Start Raw data

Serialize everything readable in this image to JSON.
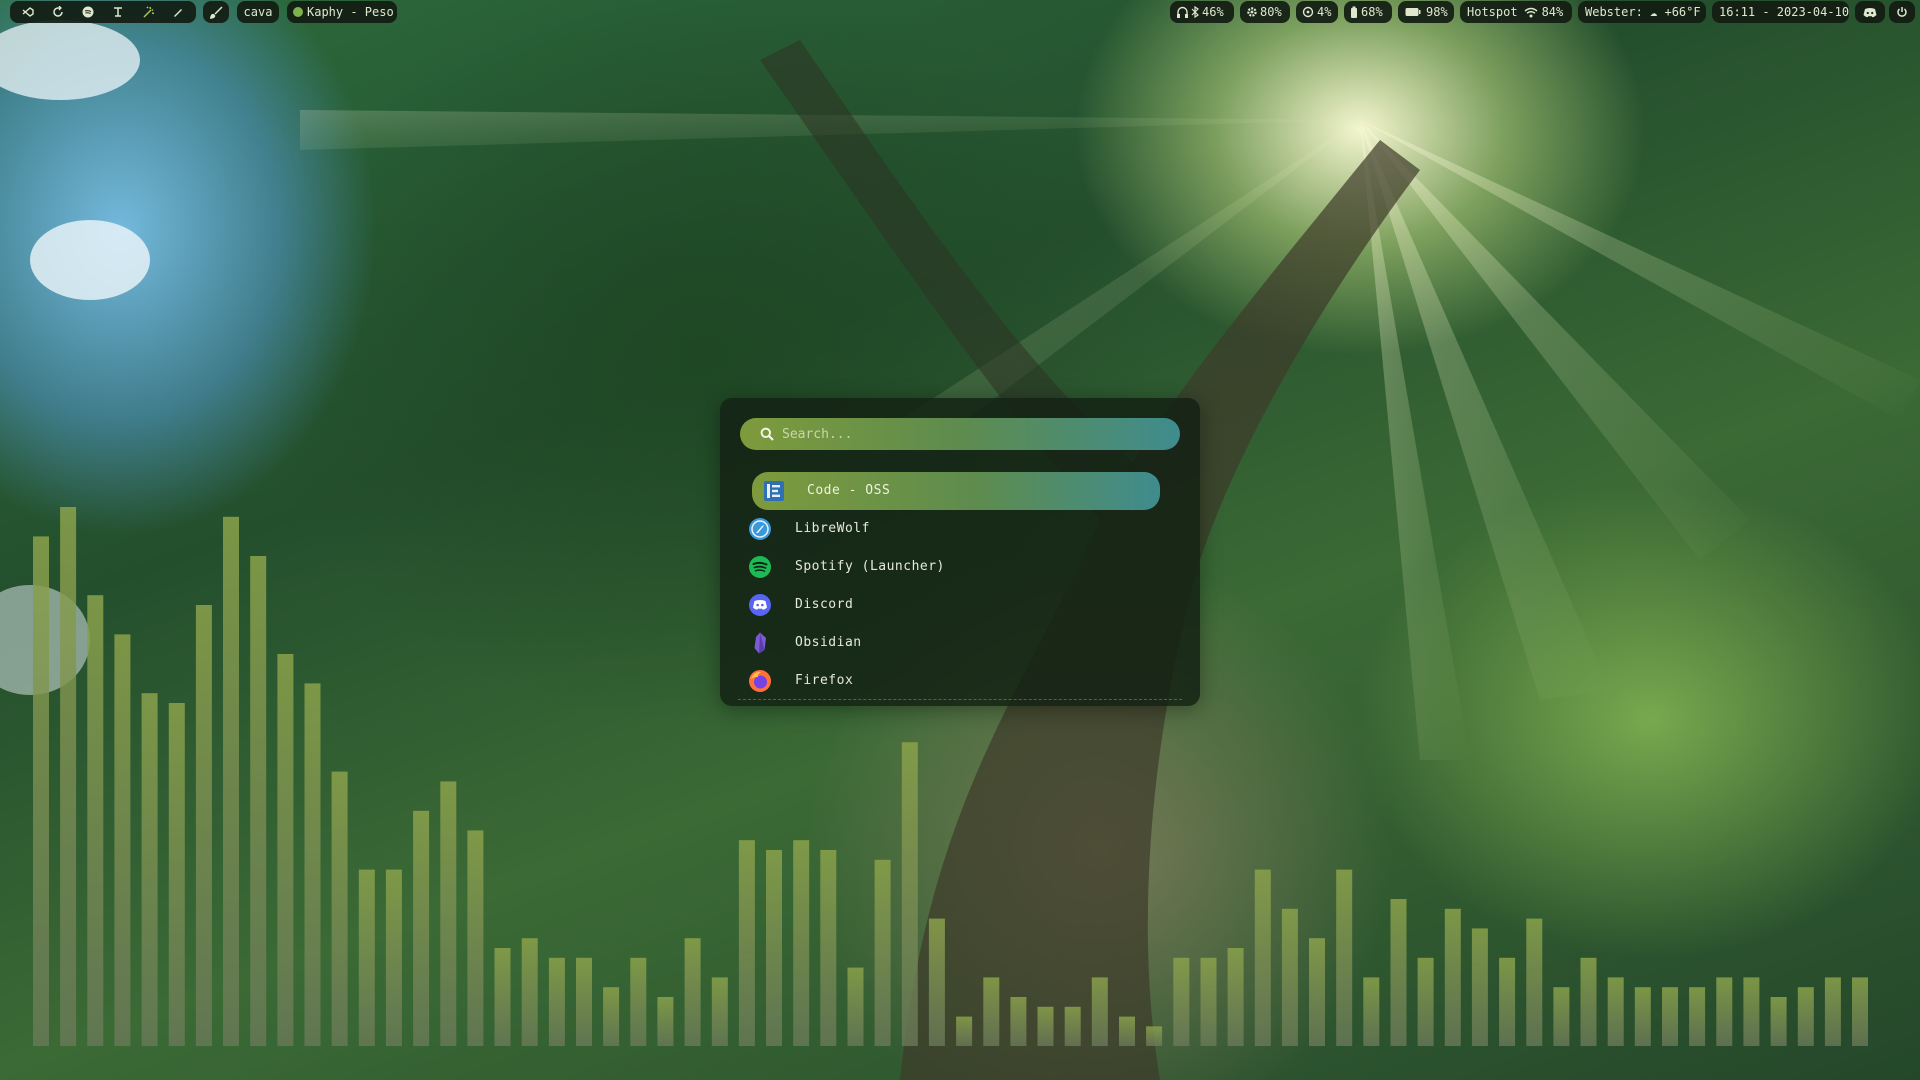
{
  "topbar": {
    "left": {
      "workspaces": [
        {
          "icon": "vscode-icon",
          "active": false
        },
        {
          "icon": "refresh-icon",
          "active": false
        },
        {
          "icon": "spotify-icon",
          "active": false
        },
        {
          "icon": "pin-icon",
          "active": false
        },
        {
          "icon": "wand-icon",
          "active": true
        },
        {
          "icon": "pen-icon",
          "active": false
        }
      ],
      "brush_icon": "brush-icon",
      "cava_label": "cava",
      "now_playing": "Kaphy - Peso"
    },
    "right": {
      "headphones": "46%",
      "cpu": "80%",
      "disk": "4%",
      "battery_device": "68%",
      "battery": "98%",
      "network_name": "Hotspot",
      "wifi": "84%",
      "weather": "Webster: ☁ +66°F",
      "clock": "16:11 - 2023-04-10"
    }
  },
  "launcher": {
    "search_placeholder": "Search...",
    "apps": [
      {
        "label": "Code - OSS",
        "icon": "code-oss-icon",
        "selected": true
      },
      {
        "label": "LibreWolf",
        "icon": "librewolf-icon",
        "selected": false
      },
      {
        "label": "Spotify (Launcher)",
        "icon": "spotify-icon",
        "selected": false
      },
      {
        "label": "Discord",
        "icon": "discord-icon",
        "selected": false
      },
      {
        "label": "Obsidian",
        "icon": "obsidian-icon",
        "selected": false
      },
      {
        "label": "Firefox",
        "icon": "firefox-icon",
        "selected": false
      }
    ]
  },
  "visualizer": {
    "levels": [
      0.52,
      0.55,
      0.46,
      0.42,
      0.36,
      0.35,
      0.45,
      0.54,
      0.5,
      0.4,
      0.37,
      0.28,
      0.18,
      0.18,
      0.24,
      0.27,
      0.22,
      0.1,
      0.11,
      0.09,
      0.09,
      0.06,
      0.09,
      0.05,
      0.11,
      0.07,
      0.21,
      0.2,
      0.21,
      0.2,
      0.08,
      0.19,
      0.31,
      0.13,
      0.03,
      0.07,
      0.05,
      0.04,
      0.04,
      0.07,
      0.03,
      0.02,
      0.09,
      0.09,
      0.1,
      0.18,
      0.14,
      0.11,
      0.18,
      0.07,
      0.15,
      0.09,
      0.14,
      0.12,
      0.09,
      0.13,
      0.06,
      0.09,
      0.07,
      0.06,
      0.06,
      0.06,
      0.07,
      0.07,
      0.05,
      0.06,
      0.07,
      0.07
    ],
    "colors": {
      "top": "#8aa24a",
      "bottom": "#6b7a5a"
    }
  },
  "colors": {
    "accent": "#7e9b3c",
    "accent2": "#3f8c8e",
    "panel": "#14221a",
    "text": "#e6ead8"
  }
}
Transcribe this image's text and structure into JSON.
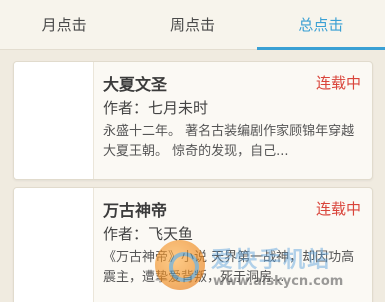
{
  "tabs": [
    {
      "label": "月点击",
      "active": false
    },
    {
      "label": "周点击",
      "active": false
    },
    {
      "label": "总点击",
      "active": true
    }
  ],
  "books": [
    {
      "title": "大夏文圣",
      "status": "连载中",
      "author": "作者：七月未时",
      "description": "永盛十二年。 著名古装编剧作家顾锦年穿越大夏王朝。 惊奇的发现，自己..."
    },
    {
      "title": "万古神帝",
      "status": "连载中",
      "author": "作者：飞天鱼",
      "description": "《万古神帝》小说 天界第一战神，却因功高震主，遭挚爱背叛，死于洞房..."
    }
  ],
  "watermark": {
    "title": "爱快手机站",
    "url": "www.aiskycn.com"
  },
  "colors": {
    "accent": "#3aa0d4",
    "status": "#d9443a",
    "background": "#f0ebe0"
  }
}
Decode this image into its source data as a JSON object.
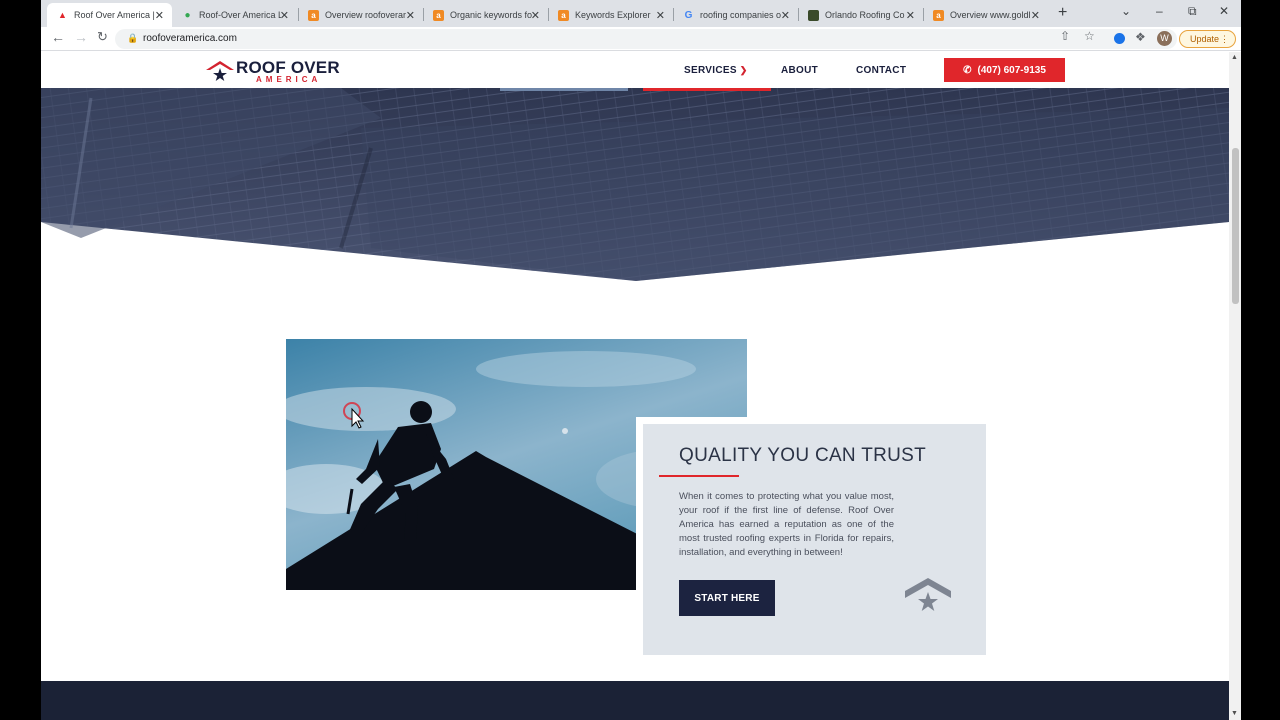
{
  "browser": {
    "tabs": [
      {
        "title": "Roof Over America |",
        "favicon": "roof-logo-icon",
        "active": true
      },
      {
        "title": "Roof-Over America L",
        "favicon": "maps-pin-icon",
        "active": false
      },
      {
        "title": "Overview roofoverar",
        "favicon": "ahrefs-icon",
        "active": false
      },
      {
        "title": "Organic keywords fo",
        "favicon": "ahrefs-icon",
        "active": false
      },
      {
        "title": "Keywords Explorer",
        "favicon": "ahrefs-icon",
        "active": false
      },
      {
        "title": "roofing companies o",
        "favicon": "google-icon",
        "active": false
      },
      {
        "title": "Orlando Roofing Co",
        "favicon": "site-icon",
        "active": false
      },
      {
        "title": "Overview www.goldl",
        "favicon": "ahrefs-icon",
        "active": false
      }
    ],
    "url": "roofoveramerica.com",
    "update_label": "Update",
    "profile_initial": "W"
  },
  "site": {
    "logo_line1": "ROOF OVER",
    "logo_line2": "AMERICA",
    "nav": {
      "services": "SERVICES",
      "about": "ABOUT",
      "contact": "CONTACT"
    },
    "phone": "(407) 607-9135"
  },
  "feature": {
    "title": "QUALITY YOU CAN TRUST",
    "body": "When it comes to protecting what you value most, your roof if the first line of defense. Roof Over America has earned a reputation as one of the most trusted roofing experts in Florida for repairs, installation, and everything in between!",
    "cta": "START HERE"
  },
  "colors": {
    "brand_navy": "#1c2340",
    "brand_red": "#e0262b",
    "card_bg": "#dfe4ea"
  }
}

End Raw data

→ **Your instructions**:
List all lines where "into" occurs.

→ **The answer**:
Transcribe this image's text and structure into JSON.
Decode this image into its source data as a JSON object.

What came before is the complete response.